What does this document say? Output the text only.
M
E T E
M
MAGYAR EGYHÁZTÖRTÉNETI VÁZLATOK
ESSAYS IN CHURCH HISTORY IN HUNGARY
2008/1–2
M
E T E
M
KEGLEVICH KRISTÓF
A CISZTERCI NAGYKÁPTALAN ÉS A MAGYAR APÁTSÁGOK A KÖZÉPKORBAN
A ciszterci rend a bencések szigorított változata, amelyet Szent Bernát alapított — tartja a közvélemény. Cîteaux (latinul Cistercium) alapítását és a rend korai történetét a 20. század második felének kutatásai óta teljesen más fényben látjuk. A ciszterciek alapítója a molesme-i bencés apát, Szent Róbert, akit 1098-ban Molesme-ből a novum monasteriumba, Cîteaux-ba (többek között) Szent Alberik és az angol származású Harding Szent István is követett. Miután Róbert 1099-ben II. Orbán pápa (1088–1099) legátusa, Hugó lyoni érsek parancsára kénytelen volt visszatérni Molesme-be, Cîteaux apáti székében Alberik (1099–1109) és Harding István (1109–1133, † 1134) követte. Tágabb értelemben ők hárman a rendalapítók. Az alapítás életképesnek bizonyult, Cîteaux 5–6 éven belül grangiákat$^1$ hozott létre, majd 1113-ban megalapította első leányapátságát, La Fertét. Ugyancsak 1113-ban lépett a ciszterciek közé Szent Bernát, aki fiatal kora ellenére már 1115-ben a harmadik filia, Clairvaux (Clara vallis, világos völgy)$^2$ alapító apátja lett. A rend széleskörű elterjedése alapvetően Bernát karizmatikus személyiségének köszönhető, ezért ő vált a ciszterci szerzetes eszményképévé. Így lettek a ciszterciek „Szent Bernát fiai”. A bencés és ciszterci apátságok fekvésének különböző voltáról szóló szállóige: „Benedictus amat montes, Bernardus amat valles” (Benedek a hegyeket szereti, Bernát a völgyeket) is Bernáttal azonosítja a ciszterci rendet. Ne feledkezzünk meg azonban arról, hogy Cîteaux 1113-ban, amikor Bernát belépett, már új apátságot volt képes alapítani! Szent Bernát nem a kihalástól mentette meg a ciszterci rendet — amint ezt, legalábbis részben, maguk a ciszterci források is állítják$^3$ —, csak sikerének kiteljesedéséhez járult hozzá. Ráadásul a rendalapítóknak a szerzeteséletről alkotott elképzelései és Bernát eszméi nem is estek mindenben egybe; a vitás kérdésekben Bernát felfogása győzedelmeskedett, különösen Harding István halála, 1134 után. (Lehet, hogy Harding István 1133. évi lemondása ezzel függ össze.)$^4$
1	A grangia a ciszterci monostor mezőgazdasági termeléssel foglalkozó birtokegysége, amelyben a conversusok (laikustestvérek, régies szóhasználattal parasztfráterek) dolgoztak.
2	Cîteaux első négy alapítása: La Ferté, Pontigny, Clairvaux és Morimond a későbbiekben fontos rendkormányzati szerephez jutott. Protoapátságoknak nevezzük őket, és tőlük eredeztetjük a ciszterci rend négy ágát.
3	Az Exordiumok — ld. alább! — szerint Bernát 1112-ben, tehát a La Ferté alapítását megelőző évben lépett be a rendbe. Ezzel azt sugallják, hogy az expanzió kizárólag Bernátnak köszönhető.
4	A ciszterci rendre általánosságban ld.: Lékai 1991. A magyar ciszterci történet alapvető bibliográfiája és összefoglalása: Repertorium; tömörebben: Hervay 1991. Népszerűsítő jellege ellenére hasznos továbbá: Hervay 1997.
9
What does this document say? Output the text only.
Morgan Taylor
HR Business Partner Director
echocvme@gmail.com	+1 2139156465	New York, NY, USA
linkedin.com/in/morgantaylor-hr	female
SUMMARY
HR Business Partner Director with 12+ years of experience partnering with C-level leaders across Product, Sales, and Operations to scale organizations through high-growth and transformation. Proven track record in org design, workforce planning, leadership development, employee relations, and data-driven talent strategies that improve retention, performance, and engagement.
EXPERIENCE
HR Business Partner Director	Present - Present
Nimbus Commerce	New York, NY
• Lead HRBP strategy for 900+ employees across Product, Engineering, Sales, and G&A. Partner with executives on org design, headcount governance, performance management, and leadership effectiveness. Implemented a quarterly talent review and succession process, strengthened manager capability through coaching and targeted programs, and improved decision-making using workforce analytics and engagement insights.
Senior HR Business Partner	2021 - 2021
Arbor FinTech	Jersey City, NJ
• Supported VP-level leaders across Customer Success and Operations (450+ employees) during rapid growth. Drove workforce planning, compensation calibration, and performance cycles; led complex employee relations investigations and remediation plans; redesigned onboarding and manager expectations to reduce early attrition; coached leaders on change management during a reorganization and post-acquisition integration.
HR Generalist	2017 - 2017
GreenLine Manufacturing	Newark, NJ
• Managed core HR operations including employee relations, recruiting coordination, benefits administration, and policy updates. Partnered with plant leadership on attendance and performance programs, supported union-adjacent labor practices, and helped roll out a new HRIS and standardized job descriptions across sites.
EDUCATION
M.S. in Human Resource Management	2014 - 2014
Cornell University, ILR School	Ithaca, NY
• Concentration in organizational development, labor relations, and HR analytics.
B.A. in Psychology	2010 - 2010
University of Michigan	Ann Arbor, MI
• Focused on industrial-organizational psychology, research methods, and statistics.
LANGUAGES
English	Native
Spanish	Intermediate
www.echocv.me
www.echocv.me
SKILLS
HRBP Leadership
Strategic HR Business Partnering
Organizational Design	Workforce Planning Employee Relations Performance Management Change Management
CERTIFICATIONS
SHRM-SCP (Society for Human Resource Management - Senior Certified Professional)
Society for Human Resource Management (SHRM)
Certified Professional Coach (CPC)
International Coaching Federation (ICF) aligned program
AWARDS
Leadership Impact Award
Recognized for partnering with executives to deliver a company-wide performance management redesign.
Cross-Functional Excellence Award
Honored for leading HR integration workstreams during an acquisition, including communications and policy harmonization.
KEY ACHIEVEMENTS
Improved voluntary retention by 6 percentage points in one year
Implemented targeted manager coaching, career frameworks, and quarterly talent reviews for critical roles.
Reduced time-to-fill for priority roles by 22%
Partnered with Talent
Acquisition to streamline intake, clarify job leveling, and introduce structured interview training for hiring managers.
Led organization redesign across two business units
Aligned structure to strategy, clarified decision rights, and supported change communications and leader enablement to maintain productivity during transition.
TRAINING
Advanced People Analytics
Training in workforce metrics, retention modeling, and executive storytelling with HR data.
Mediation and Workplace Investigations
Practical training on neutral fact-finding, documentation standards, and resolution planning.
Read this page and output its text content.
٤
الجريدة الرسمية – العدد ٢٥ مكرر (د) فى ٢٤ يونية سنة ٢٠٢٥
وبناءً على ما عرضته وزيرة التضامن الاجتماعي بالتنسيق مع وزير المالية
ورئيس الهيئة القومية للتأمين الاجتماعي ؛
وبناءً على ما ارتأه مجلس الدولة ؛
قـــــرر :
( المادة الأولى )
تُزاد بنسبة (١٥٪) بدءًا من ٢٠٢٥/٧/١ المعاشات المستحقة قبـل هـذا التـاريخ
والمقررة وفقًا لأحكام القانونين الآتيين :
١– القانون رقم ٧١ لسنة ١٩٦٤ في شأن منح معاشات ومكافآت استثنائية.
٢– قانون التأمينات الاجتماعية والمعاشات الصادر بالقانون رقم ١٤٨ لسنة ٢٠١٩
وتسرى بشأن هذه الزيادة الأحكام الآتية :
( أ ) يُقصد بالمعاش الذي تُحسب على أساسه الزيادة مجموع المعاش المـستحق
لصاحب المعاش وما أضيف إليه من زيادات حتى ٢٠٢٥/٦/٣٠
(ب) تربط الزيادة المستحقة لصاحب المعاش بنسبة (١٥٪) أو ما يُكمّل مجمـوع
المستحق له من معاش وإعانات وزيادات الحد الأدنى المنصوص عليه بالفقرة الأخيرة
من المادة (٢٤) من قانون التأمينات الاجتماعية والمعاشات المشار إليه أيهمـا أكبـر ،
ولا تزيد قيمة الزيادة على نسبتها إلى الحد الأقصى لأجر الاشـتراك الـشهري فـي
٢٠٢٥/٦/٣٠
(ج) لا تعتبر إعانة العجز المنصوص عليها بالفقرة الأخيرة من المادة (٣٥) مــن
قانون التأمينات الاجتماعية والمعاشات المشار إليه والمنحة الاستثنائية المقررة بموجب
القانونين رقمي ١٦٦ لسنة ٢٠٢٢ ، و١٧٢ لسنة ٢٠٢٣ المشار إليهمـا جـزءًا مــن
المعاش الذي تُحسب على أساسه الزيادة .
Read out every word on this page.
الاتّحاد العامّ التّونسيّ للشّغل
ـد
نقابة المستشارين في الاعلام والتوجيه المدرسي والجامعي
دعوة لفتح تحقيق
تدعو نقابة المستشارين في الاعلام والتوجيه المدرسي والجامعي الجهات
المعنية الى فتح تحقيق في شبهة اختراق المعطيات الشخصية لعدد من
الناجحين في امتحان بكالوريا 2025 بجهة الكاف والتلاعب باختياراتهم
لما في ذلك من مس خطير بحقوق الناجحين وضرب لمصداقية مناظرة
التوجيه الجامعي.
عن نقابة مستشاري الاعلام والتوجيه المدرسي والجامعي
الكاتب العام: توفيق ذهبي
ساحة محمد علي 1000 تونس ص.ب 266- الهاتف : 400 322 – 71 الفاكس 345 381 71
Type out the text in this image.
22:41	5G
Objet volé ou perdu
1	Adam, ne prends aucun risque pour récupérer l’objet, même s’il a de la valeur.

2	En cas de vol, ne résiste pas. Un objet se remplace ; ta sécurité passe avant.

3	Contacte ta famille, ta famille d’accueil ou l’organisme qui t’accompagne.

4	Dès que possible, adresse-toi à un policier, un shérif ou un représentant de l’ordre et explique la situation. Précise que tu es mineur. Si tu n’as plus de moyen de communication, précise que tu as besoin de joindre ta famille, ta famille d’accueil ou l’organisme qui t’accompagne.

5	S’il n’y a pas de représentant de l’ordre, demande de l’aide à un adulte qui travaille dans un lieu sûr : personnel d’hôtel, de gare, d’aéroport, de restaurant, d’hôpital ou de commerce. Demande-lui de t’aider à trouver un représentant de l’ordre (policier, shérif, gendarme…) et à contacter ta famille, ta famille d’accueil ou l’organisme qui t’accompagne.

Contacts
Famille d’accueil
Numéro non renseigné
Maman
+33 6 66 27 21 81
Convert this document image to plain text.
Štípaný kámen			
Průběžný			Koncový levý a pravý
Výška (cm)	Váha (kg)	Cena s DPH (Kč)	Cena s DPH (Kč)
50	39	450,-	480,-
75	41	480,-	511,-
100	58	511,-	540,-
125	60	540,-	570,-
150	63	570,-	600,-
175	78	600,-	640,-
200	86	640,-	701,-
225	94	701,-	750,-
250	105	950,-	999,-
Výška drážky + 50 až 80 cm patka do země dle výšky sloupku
________________________________________
WORK REQUIRED
Set down, word for word, only the lines running from the line with "Convert this document image to plain text." to the last line of the listing above. Both of those lines belong in your answer.

SOLVED EXERCISE
Convert this document image to plain text.
Štípaný kámen			
Průběžný			Koncový levý a pravý
Výška (cm)	Váha (kg)	Cena s DPH (Kč)	Cena s DPH (Kč)
50	39	450,-	480,-
75	41	480,-	511,-
100	58	511,-	540,-
125	60	540,-	570,-
150	63	570,-	600,-
175	78	600,-	640,-
200	86	640,-	701,-
225	94	701,-	750,-
250	105	950,-	999,-
Výška drážky + 50 až 80 cm patka do země dle výšky sloupku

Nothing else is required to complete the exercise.